Stored data entries
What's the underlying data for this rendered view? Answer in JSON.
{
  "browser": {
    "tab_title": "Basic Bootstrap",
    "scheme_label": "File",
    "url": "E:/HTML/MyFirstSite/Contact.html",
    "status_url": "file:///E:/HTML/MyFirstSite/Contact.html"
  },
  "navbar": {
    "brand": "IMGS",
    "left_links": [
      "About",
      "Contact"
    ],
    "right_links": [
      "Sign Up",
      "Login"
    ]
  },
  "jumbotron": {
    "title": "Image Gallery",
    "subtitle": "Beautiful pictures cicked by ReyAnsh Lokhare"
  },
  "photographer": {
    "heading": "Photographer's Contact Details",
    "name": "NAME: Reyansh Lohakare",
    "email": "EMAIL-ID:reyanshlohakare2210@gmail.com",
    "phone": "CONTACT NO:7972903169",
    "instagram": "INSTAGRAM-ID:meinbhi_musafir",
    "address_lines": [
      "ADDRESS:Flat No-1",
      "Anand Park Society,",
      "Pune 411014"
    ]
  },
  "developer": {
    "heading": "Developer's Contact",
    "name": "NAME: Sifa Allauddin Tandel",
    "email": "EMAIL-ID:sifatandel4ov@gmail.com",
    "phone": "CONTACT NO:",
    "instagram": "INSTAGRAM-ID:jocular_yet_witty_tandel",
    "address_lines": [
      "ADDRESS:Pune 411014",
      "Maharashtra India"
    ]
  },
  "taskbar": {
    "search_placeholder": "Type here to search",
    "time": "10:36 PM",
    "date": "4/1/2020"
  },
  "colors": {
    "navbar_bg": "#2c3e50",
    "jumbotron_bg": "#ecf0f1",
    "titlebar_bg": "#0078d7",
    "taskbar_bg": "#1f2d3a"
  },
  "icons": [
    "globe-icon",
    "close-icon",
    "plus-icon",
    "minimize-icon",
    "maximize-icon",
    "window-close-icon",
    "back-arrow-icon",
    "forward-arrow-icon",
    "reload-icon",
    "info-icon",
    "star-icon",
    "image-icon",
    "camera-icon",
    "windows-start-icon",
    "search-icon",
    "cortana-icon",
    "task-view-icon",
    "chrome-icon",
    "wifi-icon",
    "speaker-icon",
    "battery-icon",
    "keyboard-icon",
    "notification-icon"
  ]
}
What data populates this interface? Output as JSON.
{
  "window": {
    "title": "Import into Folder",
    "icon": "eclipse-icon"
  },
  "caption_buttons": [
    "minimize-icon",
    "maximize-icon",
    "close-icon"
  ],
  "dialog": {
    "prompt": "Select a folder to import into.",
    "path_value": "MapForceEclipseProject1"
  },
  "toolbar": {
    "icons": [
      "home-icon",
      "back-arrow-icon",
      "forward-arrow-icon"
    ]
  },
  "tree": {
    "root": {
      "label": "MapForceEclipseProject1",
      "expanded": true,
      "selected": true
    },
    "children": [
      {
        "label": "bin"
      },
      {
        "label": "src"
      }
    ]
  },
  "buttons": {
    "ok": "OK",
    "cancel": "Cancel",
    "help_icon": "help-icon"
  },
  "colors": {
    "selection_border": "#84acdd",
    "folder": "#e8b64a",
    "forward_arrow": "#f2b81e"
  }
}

* EXERCISE:
Set down every line of the listing above again, exactly as given.

* SOLUTION TO THIS PROBLEM:
What's the underlying data for this rendered view? Answer in JSON.
{
  "browser": {
    "tab_title": "Basic Bootstrap",
    "scheme_label": "File",
    "url": "E:/HTML/MyFirstSite/Contact.html",
    "status_url": "file:///E:/HTML/MyFirstSite/Contact.html"
  },
  "navbar": {
    "brand": "IMGS",
    "left_links": [
      "About",
      "Contact"
    ],
    "right_links": [
      "Sign Up",
      "Login"
    ]
  },
  "jumbotron": {
    "title": "Image Gallery",
    "subtitle": "Beautiful pictures cicked by ReyAnsh Lokhare"
  },
  "photographer": {
    "heading": "Photographer's Contact Details",
    "name": "NAME: Reyansh Lohakare",
    "email": "EMAIL-ID:reyanshlohakare2210@gmail.com",
    "phone": "CONTACT NO:7972903169",
    "instagram": "INSTAGRAM-ID:meinbhi_musafir",
    "address_lines": [
      "ADDRESS:Flat No-1",
      "Anand Park Society,",
      "Pune 411014"
    ]
  },
  "developer": {
    "heading": "Developer's Contact",
    "name": "NAME: Sifa Allauddin Tandel",
    "email": "EMAIL-ID:sifatandel4ov@gmail.com",
    "phone": "CONTACT NO:",
    "instagram": "INSTAGRAM-ID:jocular_yet_witty_tandel",
    "address_lines": [
      "ADDRESS:Pune 411014",
      "Maharashtra India"
    ]
  },
  "taskbar": {
    "search_placeholder": "Type here to search",
    "time": "10:36 PM",
    "date": "4/1/2020"
  },
  "colors": {
    "navbar_bg": "#2c3e50",
    "jumbotron_bg": "#ecf0f1",
    "titlebar_bg": "#0078d7",
    "taskbar_bg": "#1f2d3a"
  },
  "icons": [
    "globe-icon",
    "close-icon",
    "plus-icon",
    "minimize-icon",
    "maximize-icon",
    "window-close-icon",
    "back-arrow-icon",
    "forward-arrow-icon",
    "reload-icon",
    "info-icon",
    "star-icon",
    "image-icon",
    "camera-icon",
    "windows-start-icon",
    "search-icon",
    "cortana-icon",
    "task-view-icon",
    "chrome-icon",
    "wifi-icon",
    "speaker-icon",
    "battery-icon",
    "keyboard-icon",
    "notification-icon"
  ]
}
What data populates this interface? Output as JSON.
{
  "window": {
    "title": "Import into Folder",
    "icon": "eclipse-icon"
  },
  "caption_buttons": [
    "minimize-icon",
    "maximize-icon",
    "close-icon"
  ],
  "dialog": {
    "prompt": "Select a folder to import into.",
    "path_value": "MapForceEclipseProject1"
  },
  "toolbar": {
    "icons": [
      "home-icon",
      "back-arrow-icon",
      "forward-arrow-icon"
    ]
  },
  "tree": {
    "root": {
      "label": "MapForceEclipseProject1",
      "expanded": true,
      "selected": true
    },
    "children": [
      {
        "label": "bin"
      },
      {
        "label": "src"
      }
    ]
  },
  "buttons": {
    "ok": "OK",
    "cancel": "Cancel",
    "help_icon": "help-icon"
  },
  "colors": {
    "selection_border": "#84acdd",
    "folder": "#e8b64a",
    "forward_arrow": "#f2b81e"
  }
}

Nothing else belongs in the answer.